▶ **Set problem**
Copy out every record below, word for word.

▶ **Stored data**
=-=-=

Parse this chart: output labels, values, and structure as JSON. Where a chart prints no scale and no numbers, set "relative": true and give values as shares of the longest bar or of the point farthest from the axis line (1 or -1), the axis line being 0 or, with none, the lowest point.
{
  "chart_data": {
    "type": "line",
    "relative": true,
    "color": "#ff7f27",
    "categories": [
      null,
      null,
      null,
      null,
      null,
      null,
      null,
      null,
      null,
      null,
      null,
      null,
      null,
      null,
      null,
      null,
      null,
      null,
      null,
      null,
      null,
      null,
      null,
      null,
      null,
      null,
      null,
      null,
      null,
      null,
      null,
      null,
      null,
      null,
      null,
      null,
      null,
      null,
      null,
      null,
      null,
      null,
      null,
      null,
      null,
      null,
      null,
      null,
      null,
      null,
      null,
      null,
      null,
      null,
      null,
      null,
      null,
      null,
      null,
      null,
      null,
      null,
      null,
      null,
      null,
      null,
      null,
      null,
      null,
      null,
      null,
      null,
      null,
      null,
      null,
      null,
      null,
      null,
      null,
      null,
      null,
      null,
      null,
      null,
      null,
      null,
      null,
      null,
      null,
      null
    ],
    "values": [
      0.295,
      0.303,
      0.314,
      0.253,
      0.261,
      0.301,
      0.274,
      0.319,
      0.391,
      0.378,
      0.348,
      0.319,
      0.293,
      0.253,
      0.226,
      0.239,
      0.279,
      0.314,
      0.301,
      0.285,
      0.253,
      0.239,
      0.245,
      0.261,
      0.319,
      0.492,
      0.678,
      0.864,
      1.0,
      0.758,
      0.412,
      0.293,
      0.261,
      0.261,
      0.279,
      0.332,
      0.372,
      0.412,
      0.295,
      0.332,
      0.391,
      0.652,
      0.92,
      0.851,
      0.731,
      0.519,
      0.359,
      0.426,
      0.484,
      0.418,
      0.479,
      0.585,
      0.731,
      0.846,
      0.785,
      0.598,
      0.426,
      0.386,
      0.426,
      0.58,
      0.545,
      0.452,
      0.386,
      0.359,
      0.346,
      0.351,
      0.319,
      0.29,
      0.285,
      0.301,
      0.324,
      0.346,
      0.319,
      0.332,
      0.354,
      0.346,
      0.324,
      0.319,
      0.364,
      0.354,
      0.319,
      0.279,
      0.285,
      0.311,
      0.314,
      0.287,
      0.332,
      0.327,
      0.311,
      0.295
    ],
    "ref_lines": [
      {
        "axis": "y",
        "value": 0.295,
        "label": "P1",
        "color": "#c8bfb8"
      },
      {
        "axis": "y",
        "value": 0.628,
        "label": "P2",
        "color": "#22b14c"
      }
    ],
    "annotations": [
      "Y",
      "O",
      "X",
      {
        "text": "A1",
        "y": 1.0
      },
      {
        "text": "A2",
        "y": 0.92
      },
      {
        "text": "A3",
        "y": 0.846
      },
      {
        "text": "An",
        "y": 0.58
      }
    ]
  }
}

=-=-=

▶ **Complete response**
Parse this chart: output labels, values, and structure as JSON. Where a chart prints no scale and no numbers, set "relative": true and give values as shares of the longest bar or of the point farthest from the axis line (1 or -1), the axis line being 0 or, with none, the lowest point.
{
  "chart_data": {
    "type": "line",
    "relative": true,
    "color": "#ff7f27",
    "categories": [
      null,
      null,
      null,
      null,
      null,
      null,
      null,
      null,
      null,
      null,
      null,
      null,
      null,
      null,
      null,
      null,
      null,
      null,
      null,
      null,
      null,
      null,
      null,
      null,
      null,
      null,
      null,
      null,
      null,
      null,
      null,
      null,
      null,
      null,
      null,
      null,
      null,
      null,
      null,
      null,
      null,
      null,
      null,
      null,
      null,
      null,
      null,
      null,
      null,
      null,
      null,
      null,
      null,
      null,
      null,
      null,
      null,
      null,
      null,
      null,
      null,
      null,
      null,
      null,
      null,
      null,
      null,
      null,
      null,
      null,
      null,
      null,
      null,
      null,
      null,
      null,
      null,
      null,
      null,
      null,
      null,
      null,
      null,
      null,
      null,
      null,
      null,
      null,
      null,
      null
    ],
    "values": [
      0.295,
      0.303,
      0.314,
      0.253,
      0.261,
      0.301,
      0.274,
      0.319,
      0.391,
      0.378,
      0.348,
      0.319,
      0.293,
      0.253,
      0.226,
      0.239,
      0.279,
      0.314,
      0.301,
      0.285,
      0.253,
      0.239,
      0.245,
      0.261,
      0.319,
      0.492,
      0.678,
      0.864,
      1.0,
      0.758,
      0.412,
      0.293,
      0.261,
      0.261,
      0.279,
      0.332,
      0.372,
      0.412,
      0.295,
      0.332,
      0.391,
      0.652,
      0.92,
      0.851,
      0.731,
      0.519,
      0.359,
      0.426,
      0.484,
      0.418,
      0.479,
      0.585,
      0.731,
      0.846,
      0.785,
      0.598,
      0.426,
      0.386,
      0.426,
      0.58,
      0.545,
      0.452,
      0.386,
      0.359,
      0.346,
      0.351,
      0.319,
      0.29,
      0.285,
      0.301,
      0.324,
      0.346,
      0.319,
      0.332,
      0.354,
      0.346,
      0.324,
      0.319,
      0.364,
      0.354,
      0.319,
      0.279,
      0.285,
      0.311,
      0.314,
      0.287,
      0.332,
      0.327,
      0.311,
      0.295
    ],
    "ref_lines": [
      {
        "axis": "y",
        "value": 0.295,
        "label": "P1",
        "color": "#c8bfb8"
      },
      {
        "axis": "y",
        "value": 0.628,
        "label": "P2",
        "color": "#22b14c"
      }
    ],
    "annotations": [
      "Y",
      "O",
      "X",
      {
        "text": "A1",
        "y": 1.0
      },
      {
        "text": "A2",
        "y": 0.92
      },
      {
        "text": "A3",
        "y": 0.846
      },
      {
        "text": "An",
        "y": 0.58
      }
    ]
  }
}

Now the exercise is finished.